◆ Collected data entries ◆
==================================================

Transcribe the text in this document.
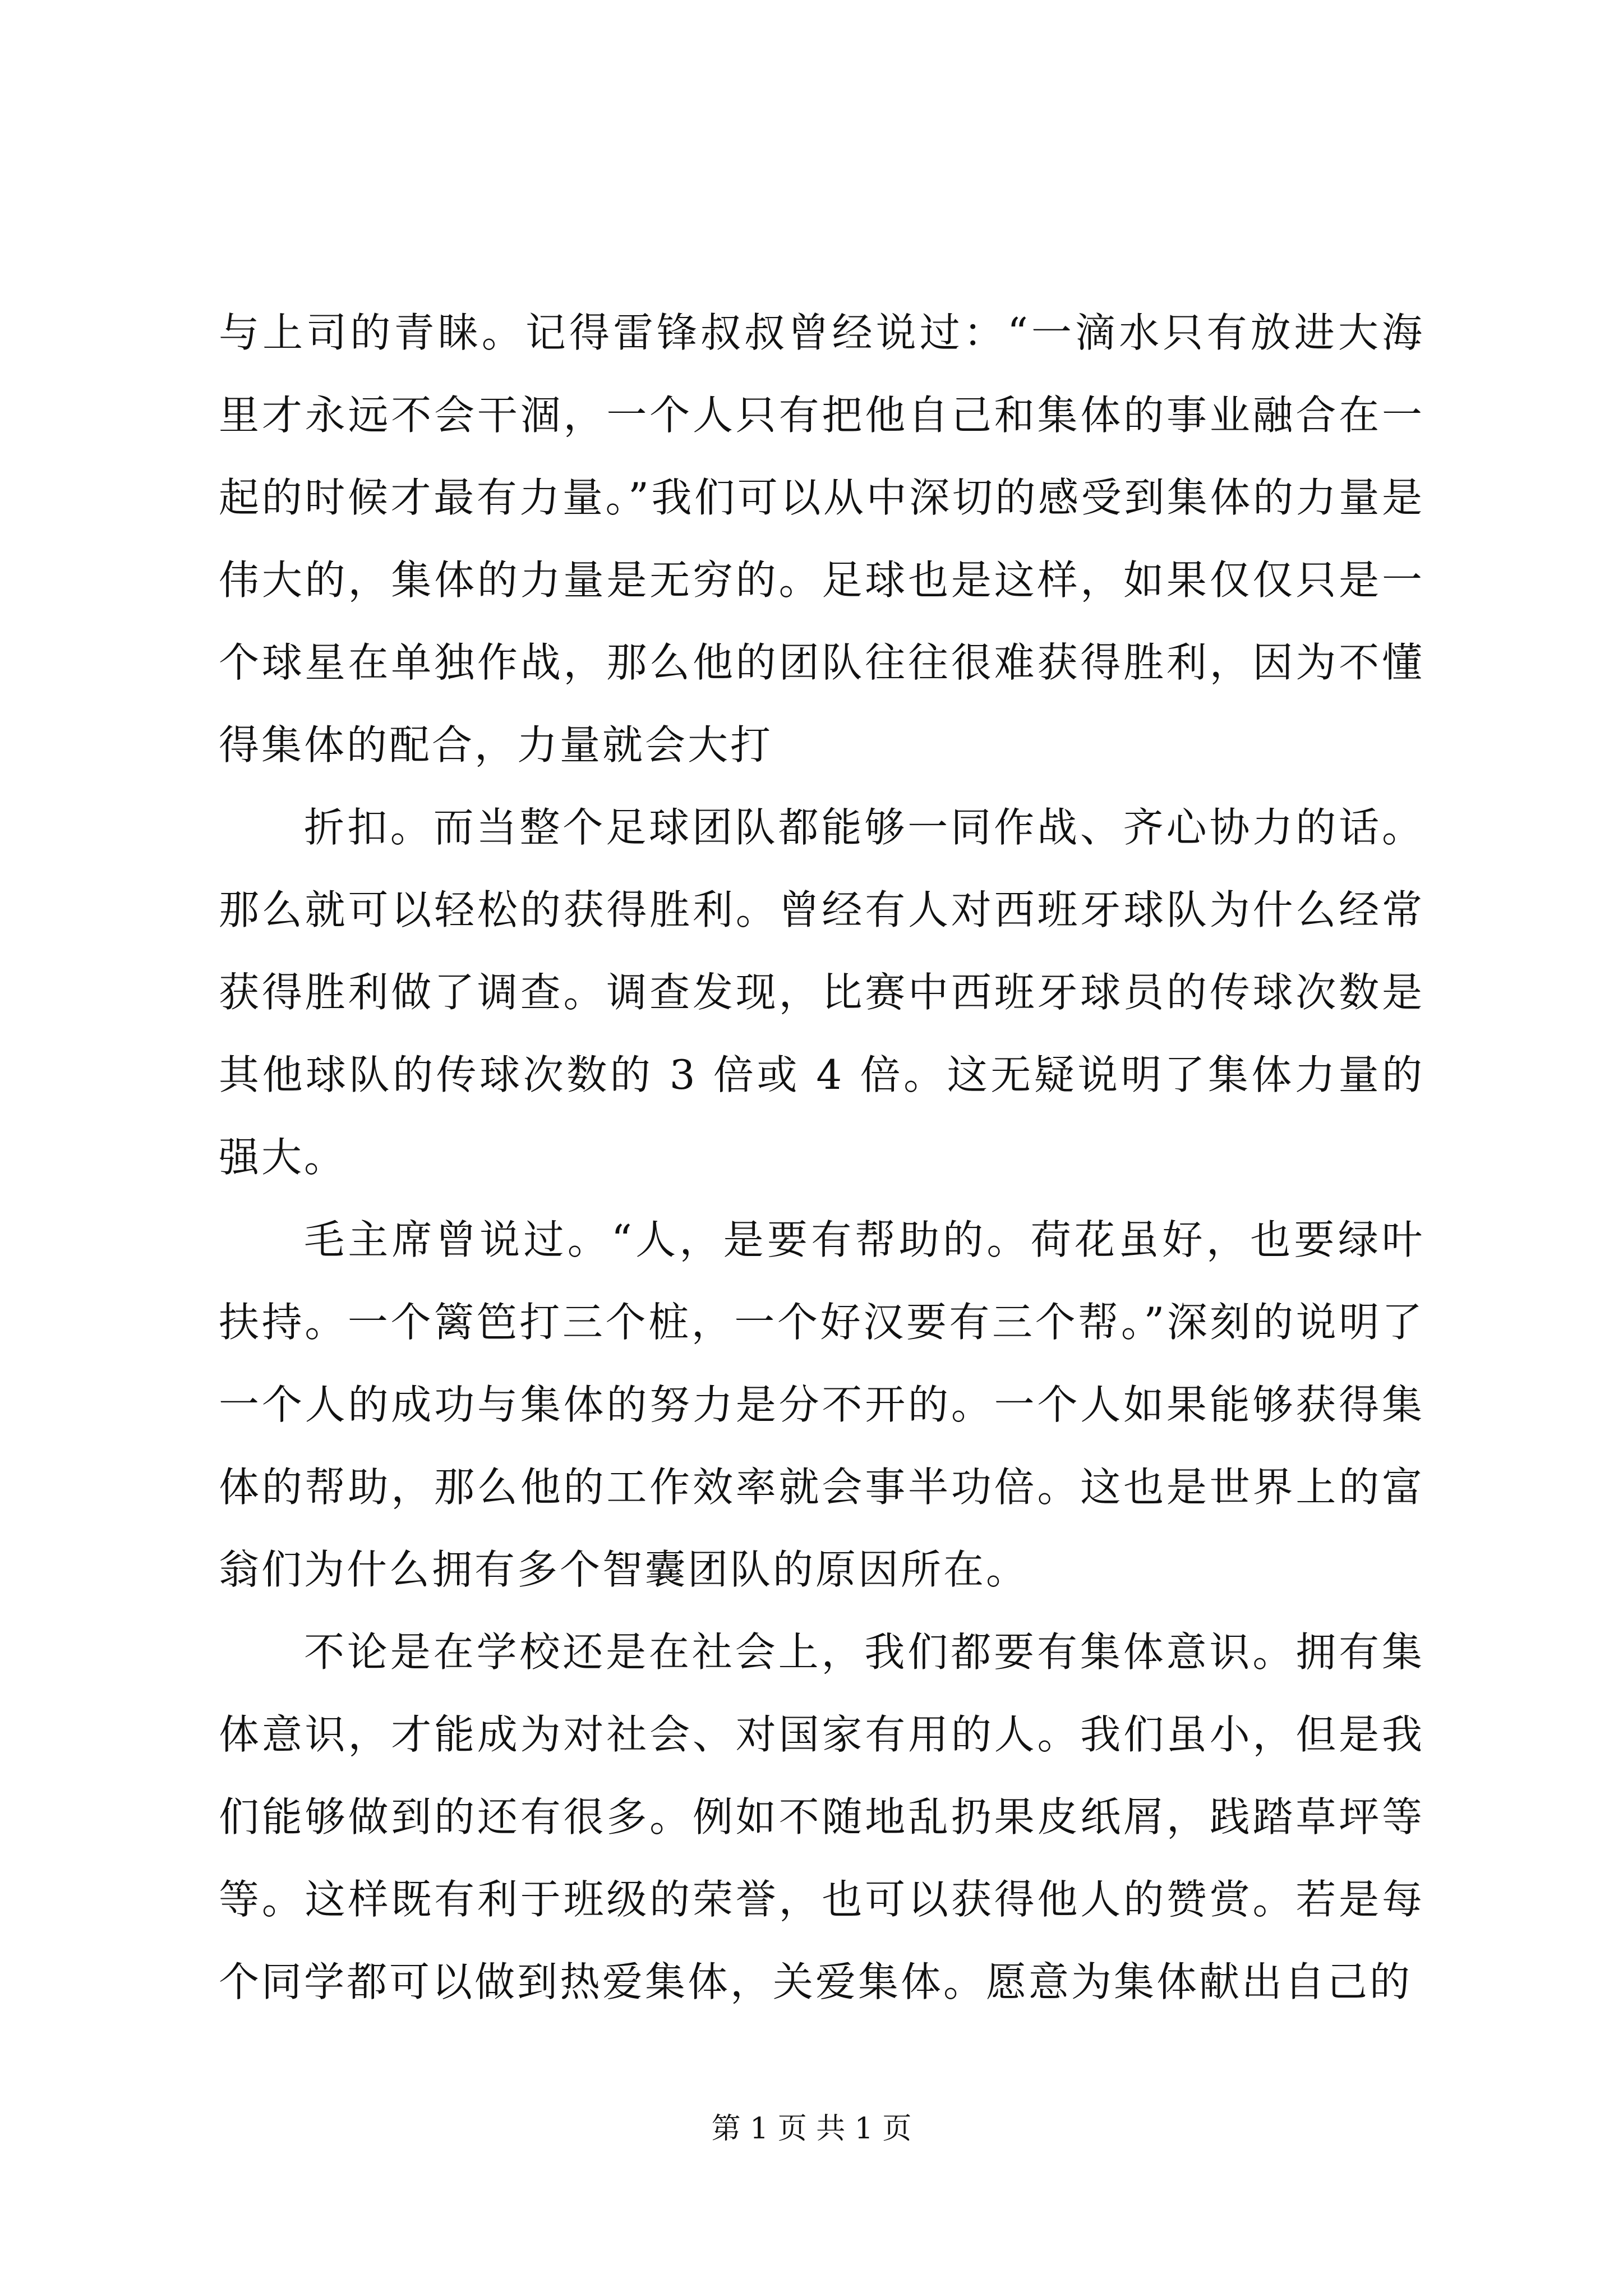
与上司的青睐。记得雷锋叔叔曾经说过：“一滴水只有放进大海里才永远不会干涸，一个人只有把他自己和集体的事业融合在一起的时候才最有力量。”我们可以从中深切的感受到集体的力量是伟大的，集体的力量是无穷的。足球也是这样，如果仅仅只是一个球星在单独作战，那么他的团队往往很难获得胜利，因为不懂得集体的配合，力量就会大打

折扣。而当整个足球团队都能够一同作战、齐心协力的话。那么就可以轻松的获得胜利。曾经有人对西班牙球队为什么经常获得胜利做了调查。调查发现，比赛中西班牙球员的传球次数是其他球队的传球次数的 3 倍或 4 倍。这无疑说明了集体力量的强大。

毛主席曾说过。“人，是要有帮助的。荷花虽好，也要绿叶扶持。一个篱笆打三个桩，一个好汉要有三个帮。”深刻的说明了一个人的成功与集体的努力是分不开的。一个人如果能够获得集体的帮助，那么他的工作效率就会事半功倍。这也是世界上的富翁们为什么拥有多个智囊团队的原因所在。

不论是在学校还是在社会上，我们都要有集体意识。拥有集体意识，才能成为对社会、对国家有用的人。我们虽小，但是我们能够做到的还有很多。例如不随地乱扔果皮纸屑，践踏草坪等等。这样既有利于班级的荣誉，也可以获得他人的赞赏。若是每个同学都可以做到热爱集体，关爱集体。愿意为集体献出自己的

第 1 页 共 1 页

==================================================

◆ What is required ◆
Your copy should match the records word for word, with the pictures removed.

◆ Task output ◆
Transcribe the text in this document.
与上司的青睐。记得雷锋叔叔曾经说过：“一滴水只有放进大海里才永远不会干涸，一个人只有把他自己和集体的事业融合在一起的时候才最有力量。”我们可以从中深切的感受到集体的力量是伟大的，集体的力量是无穷的。足球也是这样，如果仅仅只是一个球星在单独作战，那么他的团队往往很难获得胜利，因为不懂得集体的配合，力量就会大打

折扣。而当整个足球团队都能够一同作战、齐心协力的话。那么就可以轻松的获得胜利。曾经有人对西班牙球队为什么经常获得胜利做了调查。调查发现，比赛中西班牙球员的传球次数是其他球队的传球次数的 3 倍或 4 倍。这无疑说明了集体力量的强大。

毛主席曾说过。“人，是要有帮助的。荷花虽好，也要绿叶扶持。一个篱笆打三个桩，一个好汉要有三个帮。”深刻的说明了一个人的成功与集体的努力是分不开的。一个人如果能够获得集体的帮助，那么他的工作效率就会事半功倍。这也是世界上的富翁们为什么拥有多个智囊团队的原因所在。

不论是在学校还是在社会上，我们都要有集体意识。拥有集体意识，才能成为对社会、对国家有用的人。我们虽小，但是我们能够做到的还有很多。例如不随地乱扔果皮纸屑，践踏草坪等等。这样既有利于班级的荣誉，也可以获得他人的赞赏。若是每个同学都可以做到热爱集体，关爱集体。愿意为集体献出自己的

第 1 页 共 1 页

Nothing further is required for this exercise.